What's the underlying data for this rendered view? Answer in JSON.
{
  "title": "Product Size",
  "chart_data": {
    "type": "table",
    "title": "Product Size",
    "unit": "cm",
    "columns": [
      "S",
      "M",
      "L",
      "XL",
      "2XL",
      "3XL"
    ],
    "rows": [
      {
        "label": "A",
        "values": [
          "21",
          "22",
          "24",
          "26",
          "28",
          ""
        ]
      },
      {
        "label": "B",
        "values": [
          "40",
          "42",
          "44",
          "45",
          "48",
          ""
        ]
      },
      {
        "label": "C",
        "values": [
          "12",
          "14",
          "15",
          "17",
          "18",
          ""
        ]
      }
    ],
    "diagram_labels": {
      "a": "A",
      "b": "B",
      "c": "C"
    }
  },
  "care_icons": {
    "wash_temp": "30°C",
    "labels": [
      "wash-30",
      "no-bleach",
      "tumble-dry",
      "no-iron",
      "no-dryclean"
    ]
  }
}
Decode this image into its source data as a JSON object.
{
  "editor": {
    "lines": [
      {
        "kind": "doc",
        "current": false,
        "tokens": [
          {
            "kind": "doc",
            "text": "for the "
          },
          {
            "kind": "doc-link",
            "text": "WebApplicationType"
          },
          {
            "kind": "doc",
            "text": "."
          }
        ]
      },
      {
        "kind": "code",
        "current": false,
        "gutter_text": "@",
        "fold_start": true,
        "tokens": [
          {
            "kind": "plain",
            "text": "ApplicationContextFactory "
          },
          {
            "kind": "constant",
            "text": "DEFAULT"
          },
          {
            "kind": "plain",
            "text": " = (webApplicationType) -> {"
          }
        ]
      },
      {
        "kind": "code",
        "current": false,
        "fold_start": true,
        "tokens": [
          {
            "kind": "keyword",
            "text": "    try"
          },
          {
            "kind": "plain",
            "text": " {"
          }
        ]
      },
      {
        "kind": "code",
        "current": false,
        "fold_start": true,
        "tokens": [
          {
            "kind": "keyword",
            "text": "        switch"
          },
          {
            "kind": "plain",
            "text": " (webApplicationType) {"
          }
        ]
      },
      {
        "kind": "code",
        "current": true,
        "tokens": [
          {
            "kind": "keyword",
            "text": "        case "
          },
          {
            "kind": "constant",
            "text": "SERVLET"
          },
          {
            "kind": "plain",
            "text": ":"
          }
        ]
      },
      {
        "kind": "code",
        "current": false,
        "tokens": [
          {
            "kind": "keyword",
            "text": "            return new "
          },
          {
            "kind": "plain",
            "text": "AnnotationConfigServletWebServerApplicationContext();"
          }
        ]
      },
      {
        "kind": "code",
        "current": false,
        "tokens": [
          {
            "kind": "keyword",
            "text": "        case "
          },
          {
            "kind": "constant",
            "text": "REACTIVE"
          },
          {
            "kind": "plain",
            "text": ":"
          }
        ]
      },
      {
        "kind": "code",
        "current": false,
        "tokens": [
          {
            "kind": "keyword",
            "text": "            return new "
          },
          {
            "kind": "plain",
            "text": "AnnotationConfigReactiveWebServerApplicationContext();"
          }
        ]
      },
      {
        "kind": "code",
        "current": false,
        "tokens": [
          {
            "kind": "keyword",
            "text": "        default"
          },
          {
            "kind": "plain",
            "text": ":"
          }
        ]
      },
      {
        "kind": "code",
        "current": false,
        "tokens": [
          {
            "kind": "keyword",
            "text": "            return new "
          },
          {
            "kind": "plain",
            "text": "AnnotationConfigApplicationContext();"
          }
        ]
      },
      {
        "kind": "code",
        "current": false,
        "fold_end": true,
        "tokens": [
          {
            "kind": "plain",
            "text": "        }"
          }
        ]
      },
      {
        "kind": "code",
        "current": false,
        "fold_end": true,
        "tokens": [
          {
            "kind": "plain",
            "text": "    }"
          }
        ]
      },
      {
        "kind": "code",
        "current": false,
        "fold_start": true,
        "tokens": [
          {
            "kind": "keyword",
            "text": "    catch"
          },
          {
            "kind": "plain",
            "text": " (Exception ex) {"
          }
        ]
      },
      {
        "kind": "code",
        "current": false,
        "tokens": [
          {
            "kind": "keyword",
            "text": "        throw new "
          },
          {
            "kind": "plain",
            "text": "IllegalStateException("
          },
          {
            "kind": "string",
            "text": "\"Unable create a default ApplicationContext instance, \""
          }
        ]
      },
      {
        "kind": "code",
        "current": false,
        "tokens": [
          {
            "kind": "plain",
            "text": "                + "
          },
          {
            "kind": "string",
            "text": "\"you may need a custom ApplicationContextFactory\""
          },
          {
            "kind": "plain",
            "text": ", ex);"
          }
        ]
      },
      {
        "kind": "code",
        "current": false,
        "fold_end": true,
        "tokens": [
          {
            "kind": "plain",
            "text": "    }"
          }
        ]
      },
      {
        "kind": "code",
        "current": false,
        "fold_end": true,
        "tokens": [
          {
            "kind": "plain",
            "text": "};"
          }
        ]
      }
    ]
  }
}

········

#### [DIRECTION]
Copy the records above exactly as they appear.

#### [ANSWER TO THE EXERCISE]
What's the underlying data for this rendered view? Answer in JSON.
{
  "title": "Product Size",
  "chart_data": {
    "type": "table",
    "title": "Product Size",
    "unit": "cm",
    "columns": [
      "S",
      "M",
      "L",
      "XL",
      "2XL",
      "3XL"
    ],
    "rows": [
      {
        "label": "A",
        "values": [
          "21",
          "22",
          "24",
          "26",
          "28",
          ""
        ]
      },
      {
        "label": "B",
        "values": [
          "40",
          "42",
          "44",
          "45",
          "48",
          ""
        ]
      },
      {
        "label": "C",
        "values": [
          "12",
          "14",
          "15",
          "17",
          "18",
          ""
        ]
      }
    ],
    "diagram_labels": {
      "a": "A",
      "b": "B",
      "c": "C"
    }
  },
  "care_icons": {
    "wash_temp": "30°C",
    "labels": [
      "wash-30",
      "no-bleach",
      "tumble-dry",
      "no-iron",
      "no-dryclean"
    ]
  }
}
Decode this image into its source data as a JSON object.
{
  "editor": {
    "lines": [
      {
        "kind": "doc",
        "current": false,
        "tokens": [
          {
            "kind": "doc",
            "text": "for the "
          },
          {
            "kind": "doc-link",
            "text": "WebApplicationType"
          },
          {
            "kind": "doc",
            "text": "."
          }
        ]
      },
      {
        "kind": "code",
        "current": false,
        "gutter_text": "@",
        "fold_start": true,
        "tokens": [
          {
            "kind": "plain",
            "text": "ApplicationContextFactory "
          },
          {
            "kind": "constant",
            "text": "DEFAULT"
          },
          {
            "kind": "plain",
            "text": " = (webApplicationType) -> {"
          }
        ]
      },
      {
        "kind": "code",
        "current": false,
        "fold_start": true,
        "tokens": [
          {
            "kind": "keyword",
            "text": "    try"
          },
          {
            "kind": "plain",
            "text": " {"
          }
        ]
      },
      {
        "kind": "code",
        "current": false,
        "fold_start": true,
        "tokens": [
          {
            "kind": "keyword",
            "text": "        switch"
          },
          {
            "kind": "plain",
            "text": " (webApplicationType) {"
          }
        ]
      },
      {
        "kind": "code",
        "current": true,
        "tokens": [
          {
            "kind": "keyword",
            "text": "        case "
          },
          {
            "kind": "constant",
            "text": "SERVLET"
          },
          {
            "kind": "plain",
            "text": ":"
          }
        ]
      },
      {
        "kind": "code",
        "current": false,
        "tokens": [
          {
            "kind": "keyword",
            "text": "            return new "
          },
          {
            "kind": "plain",
            "text": "AnnotationConfigServletWebServerApplicationContext();"
          }
        ]
      },
      {
        "kind": "code",
        "current": false,
        "tokens": [
          {
            "kind": "keyword",
            "text": "        case "
          },
          {
            "kind": "constant",
            "text": "REACTIVE"
          },
          {
            "kind": "plain",
            "text": ":"
          }
        ]
      },
      {
        "kind": "code",
        "current": false,
        "tokens": [
          {
            "kind": "keyword",
            "text": "            return new "
          },
          {
            "kind": "plain",
            "text": "AnnotationConfigReactiveWebServerApplicationContext();"
          }
        ]
      },
      {
        "kind": "code",
        "current": false,
        "tokens": [
          {
            "kind": "keyword",
            "text": "        default"
          },
          {
            "kind": "plain",
            "text": ":"
          }
        ]
      },
      {
        "kind": "code",
        "current": false,
        "tokens": [
          {
            "kind": "keyword",
            "text": "            return new "
          },
          {
            "kind": "plain",
            "text": "AnnotationConfigApplicationContext();"
          }
        ]
      },
      {
        "kind": "code",
        "current": false,
        "fold_end": true,
        "tokens": [
          {
            "kind": "plain",
            "text": "        }"
          }
        ]
      },
      {
        "kind": "code",
        "current": false,
        "fold_end": true,
        "tokens": [
          {
            "kind": "plain",
            "text": "    }"
          }
        ]
      },
      {
        "kind": "code",
        "current": false,
        "fold_start": true,
        "tokens": [
          {
            "kind": "keyword",
            "text": "    catch"
          },
          {
            "kind": "plain",
            "text": " (Exception ex) {"
          }
        ]
      },
      {
        "kind": "code",
        "current": false,
        "tokens": [
          {
            "kind": "keyword",
            "text": "        throw new "
          },
          {
            "kind": "plain",
            "text": "IllegalStateException("
          },
          {
            "kind": "string",
            "text": "\"Unable create a default ApplicationContext instance, \""
          }
        ]
      },
      {
        "kind": "code",
        "current": false,
        "tokens": [
          {
            "kind": "plain",
            "text": "                + "
          },
          {
            "kind": "string",
            "text": "\"you may need a custom ApplicationContextFactory\""
          },
          {
            "kind": "plain",
            "text": ", ex);"
          }
        ]
      },
      {
        "kind": "code",
        "current": false,
        "fold_end": true,
        "tokens": [
          {
            "kind": "plain",
            "text": "    }"
          }
        ]
      },
      {
        "kind": "code",
        "current": false,
        "fold_end": true,
        "tokens": [
          {
            "kind": "plain",
            "text": "};"
          }
        ]
      }
    ]
  }
}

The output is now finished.